What to work on: Locate every line in the records that contains the string "labels", matching case exactly, and copy each of those lines.

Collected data
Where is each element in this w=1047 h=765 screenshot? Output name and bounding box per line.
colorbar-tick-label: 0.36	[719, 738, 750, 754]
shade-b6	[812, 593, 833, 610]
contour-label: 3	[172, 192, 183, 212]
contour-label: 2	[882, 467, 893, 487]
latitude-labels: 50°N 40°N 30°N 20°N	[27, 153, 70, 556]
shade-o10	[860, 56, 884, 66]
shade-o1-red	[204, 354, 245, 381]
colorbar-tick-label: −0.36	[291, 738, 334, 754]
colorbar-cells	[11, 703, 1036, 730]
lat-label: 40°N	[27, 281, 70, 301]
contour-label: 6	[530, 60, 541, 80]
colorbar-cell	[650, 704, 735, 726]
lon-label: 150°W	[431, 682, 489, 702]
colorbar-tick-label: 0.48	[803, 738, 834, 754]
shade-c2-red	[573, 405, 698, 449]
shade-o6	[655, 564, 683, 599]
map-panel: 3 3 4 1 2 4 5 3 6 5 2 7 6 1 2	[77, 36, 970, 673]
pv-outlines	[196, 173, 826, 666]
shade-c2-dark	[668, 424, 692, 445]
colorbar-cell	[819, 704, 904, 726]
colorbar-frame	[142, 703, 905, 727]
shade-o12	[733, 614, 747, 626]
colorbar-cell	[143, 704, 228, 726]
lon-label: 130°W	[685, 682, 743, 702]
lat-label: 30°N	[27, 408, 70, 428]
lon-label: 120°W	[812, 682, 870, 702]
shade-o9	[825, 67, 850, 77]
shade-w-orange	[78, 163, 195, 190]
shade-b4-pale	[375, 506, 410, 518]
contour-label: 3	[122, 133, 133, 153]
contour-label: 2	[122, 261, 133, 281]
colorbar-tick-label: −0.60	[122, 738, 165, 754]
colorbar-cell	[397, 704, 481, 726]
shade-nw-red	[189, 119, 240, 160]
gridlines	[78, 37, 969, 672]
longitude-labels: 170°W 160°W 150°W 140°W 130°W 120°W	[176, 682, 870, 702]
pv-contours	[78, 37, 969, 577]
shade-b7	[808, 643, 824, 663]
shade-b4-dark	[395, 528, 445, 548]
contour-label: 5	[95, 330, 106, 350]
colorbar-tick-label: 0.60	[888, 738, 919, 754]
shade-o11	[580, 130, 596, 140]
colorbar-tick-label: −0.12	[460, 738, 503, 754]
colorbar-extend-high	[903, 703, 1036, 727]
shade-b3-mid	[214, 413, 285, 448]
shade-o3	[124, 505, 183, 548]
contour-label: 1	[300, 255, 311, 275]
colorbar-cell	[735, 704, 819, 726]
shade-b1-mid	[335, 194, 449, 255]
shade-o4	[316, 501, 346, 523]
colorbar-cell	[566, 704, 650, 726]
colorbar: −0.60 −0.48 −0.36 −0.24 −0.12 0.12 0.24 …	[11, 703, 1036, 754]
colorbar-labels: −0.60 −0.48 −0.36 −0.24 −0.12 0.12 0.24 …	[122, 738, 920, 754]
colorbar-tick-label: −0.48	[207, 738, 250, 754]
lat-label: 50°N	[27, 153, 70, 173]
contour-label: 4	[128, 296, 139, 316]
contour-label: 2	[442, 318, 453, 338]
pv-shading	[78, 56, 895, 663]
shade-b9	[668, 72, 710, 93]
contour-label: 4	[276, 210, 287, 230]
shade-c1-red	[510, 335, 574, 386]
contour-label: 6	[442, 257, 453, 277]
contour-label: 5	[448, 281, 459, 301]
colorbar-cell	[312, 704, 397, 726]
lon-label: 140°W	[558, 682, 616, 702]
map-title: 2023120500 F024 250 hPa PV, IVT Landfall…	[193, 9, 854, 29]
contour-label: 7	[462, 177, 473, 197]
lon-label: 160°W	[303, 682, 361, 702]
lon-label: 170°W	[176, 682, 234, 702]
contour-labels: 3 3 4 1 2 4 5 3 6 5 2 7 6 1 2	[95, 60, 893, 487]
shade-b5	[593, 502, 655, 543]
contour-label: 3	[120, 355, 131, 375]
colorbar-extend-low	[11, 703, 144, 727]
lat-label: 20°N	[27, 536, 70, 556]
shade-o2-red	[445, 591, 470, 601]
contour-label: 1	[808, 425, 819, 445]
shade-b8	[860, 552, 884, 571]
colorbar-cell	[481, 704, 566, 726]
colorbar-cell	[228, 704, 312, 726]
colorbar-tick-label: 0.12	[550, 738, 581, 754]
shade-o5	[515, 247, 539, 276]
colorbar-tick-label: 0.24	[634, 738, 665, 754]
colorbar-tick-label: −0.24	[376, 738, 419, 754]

Solution for this problem:
latitude-labels: 50°N 40°N 30°N 20°N	[27, 153, 70, 556]
longitude-labels: 170°W 160°W 150°W 140°W 130°W 120°W	[176, 682, 870, 702]
colorbar-labels: −0.60 −0.48 −0.36 −0.24 −0.12 0.12 0.24 …	[122, 738, 920, 754]
contour-labels: 3 3 4 1 2 4 5 3 6 5 2 7 6 1 2	[95, 60, 893, 487]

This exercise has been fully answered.